| To be done |
Each line of the material below should be reproduced exactly.

========

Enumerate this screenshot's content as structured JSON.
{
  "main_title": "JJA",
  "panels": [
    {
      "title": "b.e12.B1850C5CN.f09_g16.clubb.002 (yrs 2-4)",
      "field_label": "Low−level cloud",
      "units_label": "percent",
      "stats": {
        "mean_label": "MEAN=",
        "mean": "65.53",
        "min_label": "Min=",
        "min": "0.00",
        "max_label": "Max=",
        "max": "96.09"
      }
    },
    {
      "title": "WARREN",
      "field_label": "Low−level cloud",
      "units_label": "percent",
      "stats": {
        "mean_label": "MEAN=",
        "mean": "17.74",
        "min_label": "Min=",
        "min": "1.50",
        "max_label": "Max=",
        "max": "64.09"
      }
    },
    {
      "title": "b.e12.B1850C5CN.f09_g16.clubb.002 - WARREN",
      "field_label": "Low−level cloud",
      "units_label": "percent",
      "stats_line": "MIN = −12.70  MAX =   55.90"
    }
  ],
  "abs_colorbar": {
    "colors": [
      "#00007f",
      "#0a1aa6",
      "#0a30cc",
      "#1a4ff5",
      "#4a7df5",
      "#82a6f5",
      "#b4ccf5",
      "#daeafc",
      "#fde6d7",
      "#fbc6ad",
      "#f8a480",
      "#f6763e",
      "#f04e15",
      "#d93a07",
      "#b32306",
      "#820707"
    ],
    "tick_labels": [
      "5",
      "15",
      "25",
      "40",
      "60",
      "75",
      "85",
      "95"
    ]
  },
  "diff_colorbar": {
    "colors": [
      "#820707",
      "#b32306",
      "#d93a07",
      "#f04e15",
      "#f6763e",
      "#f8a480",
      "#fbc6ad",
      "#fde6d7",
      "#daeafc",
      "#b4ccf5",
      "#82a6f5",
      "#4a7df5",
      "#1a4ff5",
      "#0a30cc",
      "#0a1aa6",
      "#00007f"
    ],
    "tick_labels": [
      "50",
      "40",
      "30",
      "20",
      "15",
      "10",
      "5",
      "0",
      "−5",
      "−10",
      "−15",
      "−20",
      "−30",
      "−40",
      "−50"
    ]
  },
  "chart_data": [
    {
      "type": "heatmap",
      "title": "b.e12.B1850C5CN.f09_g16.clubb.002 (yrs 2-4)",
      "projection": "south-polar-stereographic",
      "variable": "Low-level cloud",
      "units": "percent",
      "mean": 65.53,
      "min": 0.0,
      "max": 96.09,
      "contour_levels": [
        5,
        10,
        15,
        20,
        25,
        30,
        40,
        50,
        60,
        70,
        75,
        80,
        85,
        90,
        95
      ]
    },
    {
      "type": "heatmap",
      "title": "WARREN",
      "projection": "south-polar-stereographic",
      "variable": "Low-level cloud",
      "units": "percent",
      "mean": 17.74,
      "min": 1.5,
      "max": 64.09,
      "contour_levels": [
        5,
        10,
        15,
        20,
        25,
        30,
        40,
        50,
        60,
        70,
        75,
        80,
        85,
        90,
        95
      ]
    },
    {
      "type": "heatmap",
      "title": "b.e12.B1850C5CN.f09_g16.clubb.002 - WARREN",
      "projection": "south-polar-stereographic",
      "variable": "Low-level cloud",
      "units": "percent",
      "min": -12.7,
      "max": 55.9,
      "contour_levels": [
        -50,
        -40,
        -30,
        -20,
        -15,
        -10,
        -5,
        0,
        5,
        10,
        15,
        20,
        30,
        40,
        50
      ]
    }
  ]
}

========

| Solved exercise |
Enumerate this screenshot's content as structured JSON.
{
  "main_title": "JJA",
  "panels": [
    {
      "title": "b.e12.B1850C5CN.f09_g16.clubb.002 (yrs 2-4)",
      "field_label": "Low−level cloud",
      "units_label": "percent",
      "stats": {
        "mean_label": "MEAN=",
        "mean": "65.53",
        "min_label": "Min=",
        "min": "0.00",
        "max_label": "Max=",
        "max": "96.09"
      }
    },
    {
      "title": "WARREN",
      "field_label": "Low−level cloud",
      "units_label": "percent",
      "stats": {
        "mean_label": "MEAN=",
        "mean": "17.74",
        "min_label": "Min=",
        "min": "1.50",
        "max_label": "Max=",
        "max": "64.09"
      }
    },
    {
      "title": "b.e12.B1850C5CN.f09_g16.clubb.002 - WARREN",
      "field_label": "Low−level cloud",
      "units_label": "percent",
      "stats_line": "MIN = −12.70  MAX =   55.90"
    }
  ],
  "abs_colorbar": {
    "colors": [
      "#00007f",
      "#0a1aa6",
      "#0a30cc",
      "#1a4ff5",
      "#4a7df5",
      "#82a6f5",
      "#b4ccf5",
      "#daeafc",
      "#fde6d7",
      "#fbc6ad",
      "#f8a480",
      "#f6763e",
      "#f04e15",
      "#d93a07",
      "#b32306",
      "#820707"
    ],
    "tick_labels": [
      "5",
      "15",
      "25",
      "40",
      "60",
      "75",
      "85",
      "95"
    ]
  },
  "diff_colorbar": {
    "colors": [
      "#820707",
      "#b32306",
      "#d93a07",
      "#f04e15",
      "#f6763e",
      "#f8a480",
      "#fbc6ad",
      "#fde6d7",
      "#daeafc",
      "#b4ccf5",
      "#82a6f5",
      "#4a7df5",
      "#1a4ff5",
      "#0a30cc",
      "#0a1aa6",
      "#00007f"
    ],
    "tick_labels": [
      "50",
      "40",
      "30",
      "20",
      "15",
      "10",
      "5",
      "0",
      "−5",
      "−10",
      "−15",
      "−20",
      "−30",
      "−40",
      "−50"
    ]
  },
  "chart_data": [
    {
      "type": "heatmap",
      "title": "b.e12.B1850C5CN.f09_g16.clubb.002 (yrs 2-4)",
      "projection": "south-polar-stereographic",
      "variable": "Low-level cloud",
      "units": "percent",
      "mean": 65.53,
      "min": 0.0,
      "max": 96.09,
      "contour_levels": [
        5,
        10,
        15,
        20,
        25,
        30,
        40,
        50,
        60,
        70,
        75,
        80,
        85,
        90,
        95
      ]
    },
    {
      "type": "heatmap",
      "title": "WARREN",
      "projection": "south-polar-stereographic",
      "variable": "Low-level cloud",
      "units": "percent",
      "mean": 17.74,
      "min": 1.5,
      "max": 64.09,
      "contour_levels": [
        5,
        10,
        15,
        20,
        25,
        30,
        40,
        50,
        60,
        70,
        75,
        80,
        85,
        90,
        95
      ]
    },
    {
      "type": "heatmap",
      "title": "b.e12.B1850C5CN.f09_g16.clubb.002 - WARREN",
      "projection": "south-polar-stereographic",
      "variable": "Low-level cloud",
      "units": "percent",
      "min": -12.7,
      "max": 55.9,
      "contour_levels": [
        -50,
        -40,
        -30,
        -20,
        -15,
        -10,
        -5,
        0,
        5,
        10,
        15,
        20,
        30,
        40,
        50
      ]
    }
  ]
}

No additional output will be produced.